## Dataset rows:
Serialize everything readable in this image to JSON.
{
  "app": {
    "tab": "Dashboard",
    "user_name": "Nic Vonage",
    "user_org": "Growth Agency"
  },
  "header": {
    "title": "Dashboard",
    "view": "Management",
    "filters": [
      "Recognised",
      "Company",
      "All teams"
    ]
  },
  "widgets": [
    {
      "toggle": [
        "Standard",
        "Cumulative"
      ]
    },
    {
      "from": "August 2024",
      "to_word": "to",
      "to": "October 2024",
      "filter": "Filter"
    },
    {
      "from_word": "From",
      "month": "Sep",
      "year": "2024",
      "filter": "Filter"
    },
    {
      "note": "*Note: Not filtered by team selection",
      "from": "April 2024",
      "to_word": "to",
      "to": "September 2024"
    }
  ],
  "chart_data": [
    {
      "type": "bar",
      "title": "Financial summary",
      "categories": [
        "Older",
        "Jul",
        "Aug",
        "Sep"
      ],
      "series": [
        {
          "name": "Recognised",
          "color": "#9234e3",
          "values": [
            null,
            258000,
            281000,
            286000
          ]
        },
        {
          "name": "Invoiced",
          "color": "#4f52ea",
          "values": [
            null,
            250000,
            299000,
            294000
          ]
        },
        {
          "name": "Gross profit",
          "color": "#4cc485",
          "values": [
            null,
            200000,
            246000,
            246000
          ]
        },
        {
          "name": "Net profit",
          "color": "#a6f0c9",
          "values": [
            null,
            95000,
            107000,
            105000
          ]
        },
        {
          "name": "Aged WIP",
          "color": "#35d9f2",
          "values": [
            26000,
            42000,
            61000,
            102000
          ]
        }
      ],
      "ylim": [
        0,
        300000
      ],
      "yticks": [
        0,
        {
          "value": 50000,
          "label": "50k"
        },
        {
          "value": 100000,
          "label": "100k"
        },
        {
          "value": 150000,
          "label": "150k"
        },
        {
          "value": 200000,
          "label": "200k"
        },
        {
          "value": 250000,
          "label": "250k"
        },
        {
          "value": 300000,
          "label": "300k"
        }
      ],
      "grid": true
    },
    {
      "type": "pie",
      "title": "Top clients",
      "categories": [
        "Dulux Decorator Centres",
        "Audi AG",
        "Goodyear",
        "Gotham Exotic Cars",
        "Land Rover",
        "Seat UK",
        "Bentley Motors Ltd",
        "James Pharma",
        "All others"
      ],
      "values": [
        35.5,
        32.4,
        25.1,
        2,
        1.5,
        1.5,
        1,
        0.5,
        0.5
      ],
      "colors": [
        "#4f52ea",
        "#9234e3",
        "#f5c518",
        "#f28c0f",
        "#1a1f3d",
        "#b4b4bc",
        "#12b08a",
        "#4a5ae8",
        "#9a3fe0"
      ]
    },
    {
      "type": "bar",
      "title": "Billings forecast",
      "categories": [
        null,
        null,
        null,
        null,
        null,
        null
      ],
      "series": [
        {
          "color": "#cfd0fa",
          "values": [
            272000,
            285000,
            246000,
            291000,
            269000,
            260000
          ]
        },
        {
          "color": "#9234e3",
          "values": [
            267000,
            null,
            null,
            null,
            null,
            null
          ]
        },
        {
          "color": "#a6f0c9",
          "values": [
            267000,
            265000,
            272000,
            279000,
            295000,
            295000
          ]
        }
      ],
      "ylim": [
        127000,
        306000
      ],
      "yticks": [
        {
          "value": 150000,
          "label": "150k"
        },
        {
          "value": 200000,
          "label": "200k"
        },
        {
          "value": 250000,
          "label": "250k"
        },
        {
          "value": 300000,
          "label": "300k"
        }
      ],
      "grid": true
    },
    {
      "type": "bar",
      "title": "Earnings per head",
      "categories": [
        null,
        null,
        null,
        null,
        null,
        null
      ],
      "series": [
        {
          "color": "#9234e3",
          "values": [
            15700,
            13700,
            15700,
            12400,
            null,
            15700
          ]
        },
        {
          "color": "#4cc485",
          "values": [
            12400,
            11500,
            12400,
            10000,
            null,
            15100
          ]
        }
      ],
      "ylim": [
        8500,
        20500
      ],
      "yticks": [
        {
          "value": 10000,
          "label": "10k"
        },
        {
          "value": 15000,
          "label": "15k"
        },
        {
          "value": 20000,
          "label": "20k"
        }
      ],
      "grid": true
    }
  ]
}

## Required task:
Every entry must be quoted exactly as it appears above.

## Answer to this problem:
Serialize everything readable in this image to JSON.
{
  "app": {
    "tab": "Dashboard",
    "user_name": "Nic Vonage",
    "user_org": "Growth Agency"
  },
  "header": {
    "title": "Dashboard",
    "view": "Management",
    "filters": [
      "Recognised",
      "Company",
      "All teams"
    ]
  },
  "widgets": [
    {
      "toggle": [
        "Standard",
        "Cumulative"
      ]
    },
    {
      "from": "August 2024",
      "to_word": "to",
      "to": "October 2024",
      "filter": "Filter"
    },
    {
      "from_word": "From",
      "month": "Sep",
      "year": "2024",
      "filter": "Filter"
    },
    {
      "note": "*Note: Not filtered by team selection",
      "from": "April 2024",
      "to_word": "to",
      "to": "September 2024"
    }
  ],
  "chart_data": [
    {
      "type": "bar",
      "title": "Financial summary",
      "categories": [
        "Older",
        "Jul",
        "Aug",
        "Sep"
      ],
      "series": [
        {
          "name": "Recognised",
          "color": "#9234e3",
          "values": [
            null,
            258000,
            281000,
            286000
          ]
        },
        {
          "name": "Invoiced",
          "color": "#4f52ea",
          "values": [
            null,
            250000,
            299000,
            294000
          ]
        },
        {
          "name": "Gross profit",
          "color": "#4cc485",
          "values": [
            null,
            200000,
            246000,
            246000
          ]
        },
        {
          "name": "Net profit",
          "color": "#a6f0c9",
          "values": [
            null,
            95000,
            107000,
            105000
          ]
        },
        {
          "name": "Aged WIP",
          "color": "#35d9f2",
          "values": [
            26000,
            42000,
            61000,
            102000
          ]
        }
      ],
      "ylim": [
        0,
        300000
      ],
      "yticks": [
        0,
        {
          "value": 50000,
          "label": "50k"
        },
        {
          "value": 100000,
          "label": "100k"
        },
        {
          "value": 150000,
          "label": "150k"
        },
        {
          "value": 200000,
          "label": "200k"
        },
        {
          "value": 250000,
          "label": "250k"
        },
        {
          "value": 300000,
          "label": "300k"
        }
      ],
      "grid": true
    },
    {
      "type": "pie",
      "title": "Top clients",
      "categories": [
        "Dulux Decorator Centres",
        "Audi AG",
        "Goodyear",
        "Gotham Exotic Cars",
        "Land Rover",
        "Seat UK",
        "Bentley Motors Ltd",
        "James Pharma",
        "All others"
      ],
      "values": [
        35.5,
        32.4,
        25.1,
        2,
        1.5,
        1.5,
        1,
        0.5,
        0.5
      ],
      "colors": [
        "#4f52ea",
        "#9234e3",
        "#f5c518",
        "#f28c0f",
        "#1a1f3d",
        "#b4b4bc",
        "#12b08a",
        "#4a5ae8",
        "#9a3fe0"
      ]
    },
    {
      "type": "bar",
      "title": "Billings forecast",
      "categories": [
        null,
        null,
        null,
        null,
        null,
        null
      ],
      "series": [
        {
          "color": "#cfd0fa",
          "values": [
            272000,
            285000,
            246000,
            291000,
            269000,
            260000
          ]
        },
        {
          "color": "#9234e3",
          "values": [
            267000,
            null,
            null,
            null,
            null,
            null
          ]
        },
        {
          "color": "#a6f0c9",
          "values": [
            267000,
            265000,
            272000,
            279000,
            295000,
            295000
          ]
        }
      ],
      "ylim": [
        127000,
        306000
      ],
      "yticks": [
        {
          "value": 150000,
          "label": "150k"
        },
        {
          "value": 200000,
          "label": "200k"
        },
        {
          "value": 250000,
          "label": "250k"
        },
        {
          "value": 300000,
          "label": "300k"
        }
      ],
      "grid": true
    },
    {
      "type": "bar",
      "title": "Earnings per head",
      "categories": [
        null,
        null,
        null,
        null,
        null,
        null
      ],
      "series": [
        {
          "color": "#9234e3",
          "values": [
            15700,
            13700,
            15700,
            12400,
            null,
            15700
          ]
        },
        {
          "color": "#4cc485",
          "values": [
            12400,
            11500,
            12400,
            10000,
            null,
            15100
          ]
        }
      ],
      "ylim": [
        8500,
        20500
      ],
      "yticks": [
        {
          "value": 10000,
          "label": "10k"
        },
        {
          "value": 15000,
          "label": "15k"
        },
        {
          "value": 20000,
          "label": "20k"
        }
      ],
      "grid": true
    }
  ]
}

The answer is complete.